## What you have to do
Copy each line containing the word "OLDS" from the records that follow, please.

## Given entries
────────
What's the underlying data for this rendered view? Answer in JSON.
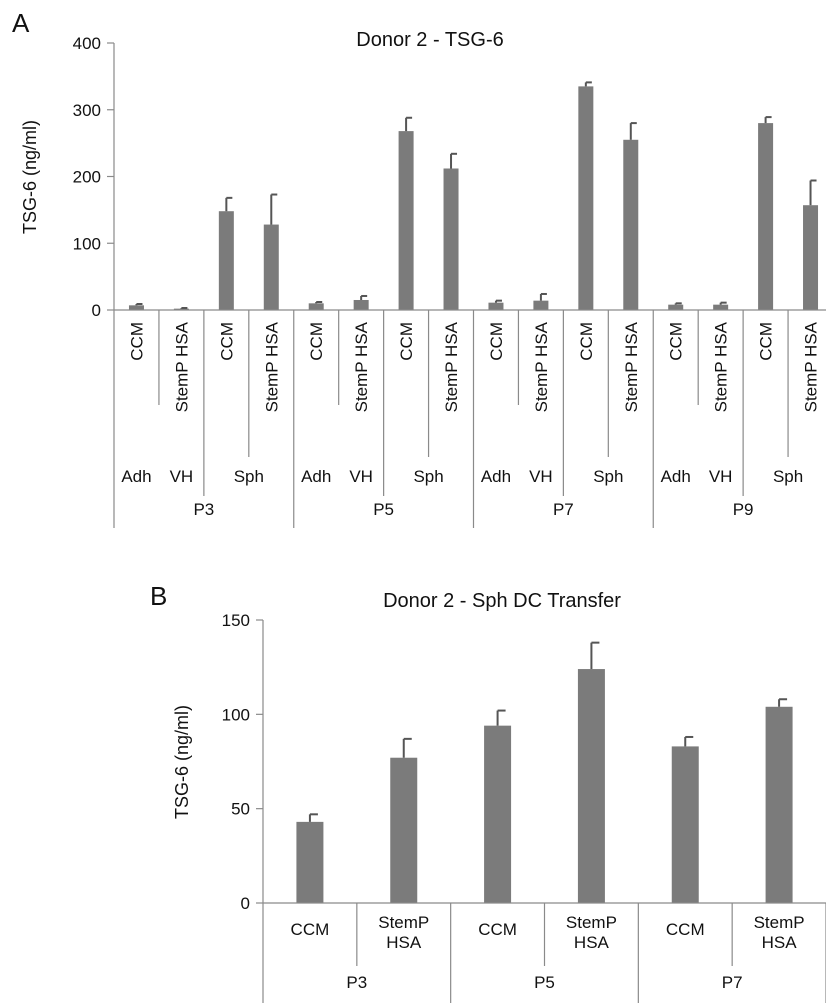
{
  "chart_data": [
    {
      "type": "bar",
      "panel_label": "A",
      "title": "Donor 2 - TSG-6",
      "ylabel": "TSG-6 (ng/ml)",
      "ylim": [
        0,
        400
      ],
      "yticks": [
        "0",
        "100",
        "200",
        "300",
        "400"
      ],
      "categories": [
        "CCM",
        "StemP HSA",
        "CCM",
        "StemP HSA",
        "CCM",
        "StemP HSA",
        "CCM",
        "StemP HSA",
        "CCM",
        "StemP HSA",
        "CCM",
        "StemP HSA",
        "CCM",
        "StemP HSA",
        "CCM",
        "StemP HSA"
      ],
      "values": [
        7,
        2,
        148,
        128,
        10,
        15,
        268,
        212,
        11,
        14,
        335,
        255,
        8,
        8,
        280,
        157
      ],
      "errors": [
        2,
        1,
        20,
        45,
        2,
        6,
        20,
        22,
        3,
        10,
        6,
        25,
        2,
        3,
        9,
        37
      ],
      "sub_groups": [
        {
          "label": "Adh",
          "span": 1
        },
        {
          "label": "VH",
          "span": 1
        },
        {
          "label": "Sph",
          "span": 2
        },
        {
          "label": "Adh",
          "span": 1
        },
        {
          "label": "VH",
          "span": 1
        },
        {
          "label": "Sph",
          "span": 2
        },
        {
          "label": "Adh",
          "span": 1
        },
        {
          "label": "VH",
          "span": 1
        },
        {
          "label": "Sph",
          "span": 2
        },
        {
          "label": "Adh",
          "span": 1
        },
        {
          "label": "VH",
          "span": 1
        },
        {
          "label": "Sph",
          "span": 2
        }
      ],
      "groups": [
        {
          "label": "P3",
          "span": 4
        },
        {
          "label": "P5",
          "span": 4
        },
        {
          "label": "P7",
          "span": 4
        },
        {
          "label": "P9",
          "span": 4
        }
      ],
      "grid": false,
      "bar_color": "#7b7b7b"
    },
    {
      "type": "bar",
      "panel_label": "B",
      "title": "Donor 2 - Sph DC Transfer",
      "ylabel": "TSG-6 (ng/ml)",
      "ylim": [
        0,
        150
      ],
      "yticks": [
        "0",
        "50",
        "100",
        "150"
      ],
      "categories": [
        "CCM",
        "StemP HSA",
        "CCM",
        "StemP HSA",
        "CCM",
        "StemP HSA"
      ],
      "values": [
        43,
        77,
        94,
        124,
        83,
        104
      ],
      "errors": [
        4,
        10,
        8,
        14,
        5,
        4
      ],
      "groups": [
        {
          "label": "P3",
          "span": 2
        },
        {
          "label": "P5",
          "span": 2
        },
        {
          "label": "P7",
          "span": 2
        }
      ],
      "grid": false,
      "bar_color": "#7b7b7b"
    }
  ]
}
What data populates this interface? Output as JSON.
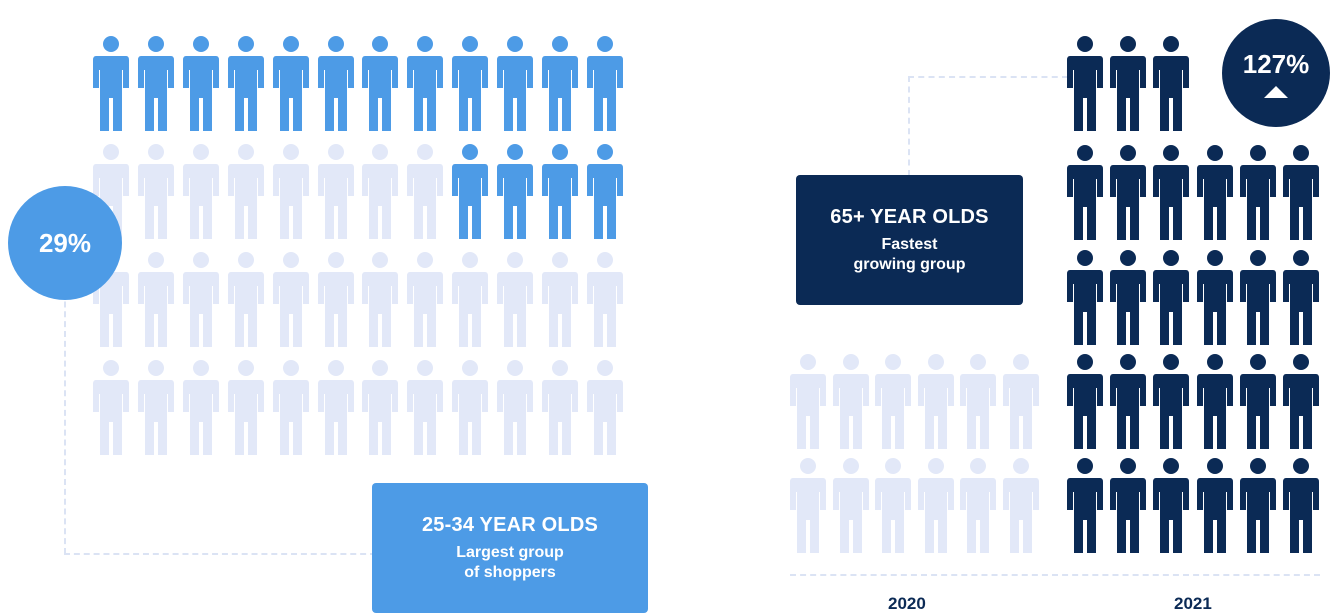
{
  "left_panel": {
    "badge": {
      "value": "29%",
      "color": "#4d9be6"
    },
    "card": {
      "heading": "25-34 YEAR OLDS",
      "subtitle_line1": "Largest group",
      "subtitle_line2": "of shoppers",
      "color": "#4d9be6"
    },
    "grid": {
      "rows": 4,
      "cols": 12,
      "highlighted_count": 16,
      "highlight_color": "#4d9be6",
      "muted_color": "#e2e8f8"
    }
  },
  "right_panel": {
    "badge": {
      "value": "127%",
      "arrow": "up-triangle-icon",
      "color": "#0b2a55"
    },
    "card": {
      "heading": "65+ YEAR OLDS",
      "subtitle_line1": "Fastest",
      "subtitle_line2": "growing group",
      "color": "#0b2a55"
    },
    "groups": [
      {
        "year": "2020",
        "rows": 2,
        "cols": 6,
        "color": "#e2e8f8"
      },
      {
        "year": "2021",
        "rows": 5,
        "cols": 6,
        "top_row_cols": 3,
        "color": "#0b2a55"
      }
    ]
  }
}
────────
## Result
      "heading": "25-34 YEAR OLDS",
      "heading": "65+ YEAR OLDS",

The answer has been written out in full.